— YOUR OBJECTIVE —
Give the material again in full, matching it exactly.

— PROVIDED MATERIAL —
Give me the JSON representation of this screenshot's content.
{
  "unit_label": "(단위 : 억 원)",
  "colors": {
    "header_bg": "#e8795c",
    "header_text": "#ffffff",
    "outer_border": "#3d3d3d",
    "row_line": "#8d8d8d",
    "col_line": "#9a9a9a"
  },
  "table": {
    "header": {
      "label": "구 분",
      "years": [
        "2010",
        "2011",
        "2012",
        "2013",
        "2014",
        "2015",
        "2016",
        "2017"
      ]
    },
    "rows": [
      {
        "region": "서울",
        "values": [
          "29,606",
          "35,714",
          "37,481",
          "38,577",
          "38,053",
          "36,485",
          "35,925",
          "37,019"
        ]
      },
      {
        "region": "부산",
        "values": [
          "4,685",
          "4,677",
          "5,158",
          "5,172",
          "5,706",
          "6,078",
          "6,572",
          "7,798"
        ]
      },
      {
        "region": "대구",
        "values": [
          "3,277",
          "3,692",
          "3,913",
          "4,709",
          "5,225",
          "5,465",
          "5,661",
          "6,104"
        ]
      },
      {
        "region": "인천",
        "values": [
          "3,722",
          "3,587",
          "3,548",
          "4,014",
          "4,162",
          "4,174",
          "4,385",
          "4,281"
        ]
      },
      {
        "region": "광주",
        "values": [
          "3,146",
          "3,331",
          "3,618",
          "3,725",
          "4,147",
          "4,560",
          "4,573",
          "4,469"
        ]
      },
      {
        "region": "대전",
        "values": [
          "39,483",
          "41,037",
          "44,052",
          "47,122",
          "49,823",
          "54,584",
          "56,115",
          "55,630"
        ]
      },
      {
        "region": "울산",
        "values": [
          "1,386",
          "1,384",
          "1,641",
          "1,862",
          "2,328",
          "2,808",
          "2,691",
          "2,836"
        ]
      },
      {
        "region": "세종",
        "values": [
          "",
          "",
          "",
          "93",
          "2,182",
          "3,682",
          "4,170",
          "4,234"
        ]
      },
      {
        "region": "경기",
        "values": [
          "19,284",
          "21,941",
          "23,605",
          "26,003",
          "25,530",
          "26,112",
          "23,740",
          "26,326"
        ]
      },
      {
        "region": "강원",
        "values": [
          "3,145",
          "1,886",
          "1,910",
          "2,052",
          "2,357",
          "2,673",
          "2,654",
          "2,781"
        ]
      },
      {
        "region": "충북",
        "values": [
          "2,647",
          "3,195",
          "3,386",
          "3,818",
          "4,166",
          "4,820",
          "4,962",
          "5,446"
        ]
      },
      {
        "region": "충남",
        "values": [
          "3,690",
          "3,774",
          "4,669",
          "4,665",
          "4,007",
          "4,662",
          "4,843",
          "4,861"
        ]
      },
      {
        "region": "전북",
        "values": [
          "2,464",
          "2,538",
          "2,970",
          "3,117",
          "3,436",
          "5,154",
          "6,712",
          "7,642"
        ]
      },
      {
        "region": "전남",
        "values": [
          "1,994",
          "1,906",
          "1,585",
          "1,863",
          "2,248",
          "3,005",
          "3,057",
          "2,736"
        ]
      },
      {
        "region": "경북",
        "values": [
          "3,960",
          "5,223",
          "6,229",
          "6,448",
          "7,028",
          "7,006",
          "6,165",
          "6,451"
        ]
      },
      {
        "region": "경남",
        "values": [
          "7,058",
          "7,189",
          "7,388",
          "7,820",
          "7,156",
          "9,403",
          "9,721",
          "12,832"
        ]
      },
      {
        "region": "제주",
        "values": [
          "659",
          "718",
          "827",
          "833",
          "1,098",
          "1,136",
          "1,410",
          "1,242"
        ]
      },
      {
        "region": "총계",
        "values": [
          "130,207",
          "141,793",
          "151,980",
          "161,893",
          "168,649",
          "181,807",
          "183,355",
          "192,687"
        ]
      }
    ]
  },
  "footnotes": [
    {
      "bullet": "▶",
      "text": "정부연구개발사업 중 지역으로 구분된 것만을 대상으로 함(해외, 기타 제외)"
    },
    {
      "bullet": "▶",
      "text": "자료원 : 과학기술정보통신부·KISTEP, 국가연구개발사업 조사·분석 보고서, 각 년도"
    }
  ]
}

— RIGHT ANSWER —
Give me the JSON representation of this screenshot's content.
{
  "unit_label": "(단위 : 억 원)",
  "colors": {
    "header_bg": "#e8795c",
    "header_text": "#ffffff",
    "outer_border": "#3d3d3d",
    "row_line": "#8d8d8d",
    "col_line": "#9a9a9a"
  },
  "table": {
    "header": {
      "label": "구 분",
      "years": [
        "2010",
        "2011",
        "2012",
        "2013",
        "2014",
        "2015",
        "2016",
        "2017"
      ]
    },
    "rows": [
      {
        "region": "서울",
        "values": [
          "29,606",
          "35,714",
          "37,481",
          "38,577",
          "38,053",
          "36,485",
          "35,925",
          "37,019"
        ]
      },
      {
        "region": "부산",
        "values": [
          "4,685",
          "4,677",
          "5,158",
          "5,172",
          "5,706",
          "6,078",
          "6,572",
          "7,798"
        ]
      },
      {
        "region": "대구",
        "values": [
          "3,277",
          "3,692",
          "3,913",
          "4,709",
          "5,225",
          "5,465",
          "5,661",
          "6,104"
        ]
      },
      {
        "region": "인천",
        "values": [
          "3,722",
          "3,587",
          "3,548",
          "4,014",
          "4,162",
          "4,174",
          "4,385",
          "4,281"
        ]
      },
      {
        "region": "광주",
        "values": [
          "3,146",
          "3,331",
          "3,618",
          "3,725",
          "4,147",
          "4,560",
          "4,573",
          "4,469"
        ]
      },
      {
        "region": "대전",
        "values": [
          "39,483",
          "41,037",
          "44,052",
          "47,122",
          "49,823",
          "54,584",
          "56,115",
          "55,630"
        ]
      },
      {
        "region": "울산",
        "values": [
          "1,386",
          "1,384",
          "1,641",
          "1,862",
          "2,328",
          "2,808",
          "2,691",
          "2,836"
        ]
      },
      {
        "region": "세종",
        "values": [
          "",
          "",
          "",
          "93",
          "2,182",
          "3,682",
          "4,170",
          "4,234"
        ]
      },
      {
        "region": "경기",
        "values": [
          "19,284",
          "21,941",
          "23,605",
          "26,003",
          "25,530",
          "26,112",
          "23,740",
          "26,326"
        ]
      },
      {
        "region": "강원",
        "values": [
          "3,145",
          "1,886",
          "1,910",
          "2,052",
          "2,357",
          "2,673",
          "2,654",
          "2,781"
        ]
      },
      {
        "region": "충북",
        "values": [
          "2,647",
          "3,195",
          "3,386",
          "3,818",
          "4,166",
          "4,820",
          "4,962",
          "5,446"
        ]
      },
      {
        "region": "충남",
        "values": [
          "3,690",
          "3,774",
          "4,669",
          "4,665",
          "4,007",
          "4,662",
          "4,843",
          "4,861"
        ]
      },
      {
        "region": "전북",
        "values": [
          "2,464",
          "2,538",
          "2,970",
          "3,117",
          "3,436",
          "5,154",
          "6,712",
          "7,642"
        ]
      },
      {
        "region": "전남",
        "values": [
          "1,994",
          "1,906",
          "1,585",
          "1,863",
          "2,248",
          "3,005",
          "3,057",
          "2,736"
        ]
      },
      {
        "region": "경북",
        "values": [
          "3,960",
          "5,223",
          "6,229",
          "6,448",
          "7,028",
          "7,006",
          "6,165",
          "6,451"
        ]
      },
      {
        "region": "경남",
        "values": [
          "7,058",
          "7,189",
          "7,388",
          "7,820",
          "7,156",
          "9,403",
          "9,721",
          "12,832"
        ]
      },
      {
        "region": "제주",
        "values": [
          "659",
          "718",
          "827",
          "833",
          "1,098",
          "1,136",
          "1,410",
          "1,242"
        ]
      },
      {
        "region": "총계",
        "values": [
          "130,207",
          "141,793",
          "151,980",
          "161,893",
          "168,649",
          "181,807",
          "183,355",
          "192,687"
        ]
      }
    ]
  },
  "footnotes": [
    {
      "bullet": "▶",
      "text": "정부연구개발사업 중 지역으로 구분된 것만을 대상으로 함(해외, 기타 제외)"
    },
    {
      "bullet": "▶",
      "text": "자료원 : 과학기술정보통신부·KISTEP, 국가연구개발사업 조사·분석 보고서, 각 년도"
    }
  ]
}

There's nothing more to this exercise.